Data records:
^^^^

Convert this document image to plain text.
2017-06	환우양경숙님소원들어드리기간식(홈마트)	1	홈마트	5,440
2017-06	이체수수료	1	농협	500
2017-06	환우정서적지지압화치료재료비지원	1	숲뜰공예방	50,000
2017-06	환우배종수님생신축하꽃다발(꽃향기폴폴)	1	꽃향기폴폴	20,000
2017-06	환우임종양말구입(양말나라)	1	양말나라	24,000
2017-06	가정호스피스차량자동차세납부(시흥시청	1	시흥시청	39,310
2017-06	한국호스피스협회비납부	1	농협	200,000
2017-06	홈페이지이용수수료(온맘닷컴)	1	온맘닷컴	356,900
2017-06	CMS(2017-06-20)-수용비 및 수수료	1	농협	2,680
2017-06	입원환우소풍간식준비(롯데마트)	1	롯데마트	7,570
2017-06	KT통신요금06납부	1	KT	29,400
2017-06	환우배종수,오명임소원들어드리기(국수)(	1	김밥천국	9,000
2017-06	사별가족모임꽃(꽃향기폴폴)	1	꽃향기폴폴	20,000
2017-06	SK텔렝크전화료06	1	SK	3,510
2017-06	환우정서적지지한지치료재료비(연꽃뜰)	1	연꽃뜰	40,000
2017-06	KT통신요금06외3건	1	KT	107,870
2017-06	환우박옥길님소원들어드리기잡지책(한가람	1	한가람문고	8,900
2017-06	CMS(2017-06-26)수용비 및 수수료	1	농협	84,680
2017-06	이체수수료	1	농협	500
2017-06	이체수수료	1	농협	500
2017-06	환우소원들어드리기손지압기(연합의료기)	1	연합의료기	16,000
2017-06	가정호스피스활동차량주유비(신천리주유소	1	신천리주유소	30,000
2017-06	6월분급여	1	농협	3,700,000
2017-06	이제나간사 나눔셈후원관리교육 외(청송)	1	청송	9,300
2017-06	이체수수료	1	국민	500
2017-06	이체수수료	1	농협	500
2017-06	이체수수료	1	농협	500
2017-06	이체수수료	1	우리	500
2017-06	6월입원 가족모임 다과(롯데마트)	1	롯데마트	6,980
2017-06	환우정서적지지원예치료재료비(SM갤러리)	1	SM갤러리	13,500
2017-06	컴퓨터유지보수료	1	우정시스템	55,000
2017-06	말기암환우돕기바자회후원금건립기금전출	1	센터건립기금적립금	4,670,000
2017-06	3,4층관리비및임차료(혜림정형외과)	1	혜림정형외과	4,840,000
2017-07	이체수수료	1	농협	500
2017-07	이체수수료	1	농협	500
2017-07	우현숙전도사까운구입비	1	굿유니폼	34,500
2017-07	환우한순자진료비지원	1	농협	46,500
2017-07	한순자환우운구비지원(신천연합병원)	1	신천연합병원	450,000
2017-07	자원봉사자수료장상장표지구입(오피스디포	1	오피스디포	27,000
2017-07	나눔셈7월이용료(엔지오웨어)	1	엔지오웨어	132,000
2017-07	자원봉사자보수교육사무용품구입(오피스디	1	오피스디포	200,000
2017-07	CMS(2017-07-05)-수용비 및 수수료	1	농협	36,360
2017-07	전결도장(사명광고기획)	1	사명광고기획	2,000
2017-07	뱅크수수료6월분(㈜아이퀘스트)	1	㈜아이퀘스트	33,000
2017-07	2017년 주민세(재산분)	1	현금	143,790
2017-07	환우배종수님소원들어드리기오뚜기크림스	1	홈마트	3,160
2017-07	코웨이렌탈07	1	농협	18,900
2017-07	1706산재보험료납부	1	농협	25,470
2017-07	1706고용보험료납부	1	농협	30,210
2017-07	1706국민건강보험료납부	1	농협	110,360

^^^^

= INSTRUCTION =
The full set of records should be duplicated exactly.

= RIGHT ANSWER =
Convert this document image to plain text.
2017-06	환우양경숙님소원들어드리기간식(홈마트)	1	홈마트	5,440
2017-06	이체수수료	1	농협	500
2017-06	환우정서적지지압화치료재료비지원	1	숲뜰공예방	50,000
2017-06	환우배종수님생신축하꽃다발(꽃향기폴폴)	1	꽃향기폴폴	20,000
2017-06	환우임종양말구입(양말나라)	1	양말나라	24,000
2017-06	가정호스피스차량자동차세납부(시흥시청	1	시흥시청	39,310
2017-06	한국호스피스협회비납부	1	농협	200,000
2017-06	홈페이지이용수수료(온맘닷컴)	1	온맘닷컴	356,900
2017-06	CMS(2017-06-20)-수용비 및 수수료	1	농협	2,680
2017-06	입원환우소풍간식준비(롯데마트)	1	롯데마트	7,570
2017-06	KT통신요금06납부	1	KT	29,400
2017-06	환우배종수,오명임소원들어드리기(국수)(	1	김밥천국	9,000
2017-06	사별가족모임꽃(꽃향기폴폴)	1	꽃향기폴폴	20,000
2017-06	SK텔렝크전화료06	1	SK	3,510
2017-06	환우정서적지지한지치료재료비(연꽃뜰)	1	연꽃뜰	40,000
2017-06	KT통신요금06외3건	1	KT	107,870
2017-06	환우박옥길님소원들어드리기잡지책(한가람	1	한가람문고	8,900
2017-06	CMS(2017-06-26)수용비 및 수수료	1	농협	84,680
2017-06	이체수수료	1	농협	500
2017-06	이체수수료	1	농협	500
2017-06	환우소원들어드리기손지압기(연합의료기)	1	연합의료기	16,000
2017-06	가정호스피스활동차량주유비(신천리주유소	1	신천리주유소	30,000
2017-06	6월분급여	1	농협	3,700,000
2017-06	이제나간사 나눔셈후원관리교육 외(청송)	1	청송	9,300
2017-06	이체수수료	1	국민	500
2017-06	이체수수료	1	농협	500
2017-06	이체수수료	1	농협	500
2017-06	이체수수료	1	우리	500
2017-06	6월입원 가족모임 다과(롯데마트)	1	롯데마트	6,980
2017-06	환우정서적지지원예치료재료비(SM갤러리)	1	SM갤러리	13,500
2017-06	컴퓨터유지보수료	1	우정시스템	55,000
2017-06	말기암환우돕기바자회후원금건립기금전출	1	센터건립기금적립금	4,670,000
2017-06	3,4층관리비및임차료(혜림정형외과)	1	혜림정형외과	4,840,000
2017-07	이체수수료	1	농협	500
2017-07	이체수수료	1	농협	500
2017-07	우현숙전도사까운구입비	1	굿유니폼	34,500
2017-07	환우한순자진료비지원	1	농협	46,500
2017-07	한순자환우운구비지원(신천연합병원)	1	신천연합병원	450,000
2017-07	자원봉사자수료장상장표지구입(오피스디포	1	오피스디포	27,000
2017-07	나눔셈7월이용료(엔지오웨어)	1	엔지오웨어	132,000
2017-07	자원봉사자보수교육사무용품구입(오피스디	1	오피스디포	200,000
2017-07	CMS(2017-07-05)-수용비 및 수수료	1	농협	36,360
2017-07	전결도장(사명광고기획)	1	사명광고기획	2,000
2017-07	뱅크수수료6월분(㈜아이퀘스트)	1	㈜아이퀘스트	33,000
2017-07	2017년 주민세(재산분)	1	현금	143,790
2017-07	환우배종수님소원들어드리기오뚜기크림스	1	홈마트	3,160
2017-07	코웨이렌탈07	1	농협	18,900
2017-07	1706산재보험료납부	1	농협	25,470
2017-07	1706고용보험료납부	1	농협	30,210
2017-07	1706국민건강보험료납부	1	농협	110,360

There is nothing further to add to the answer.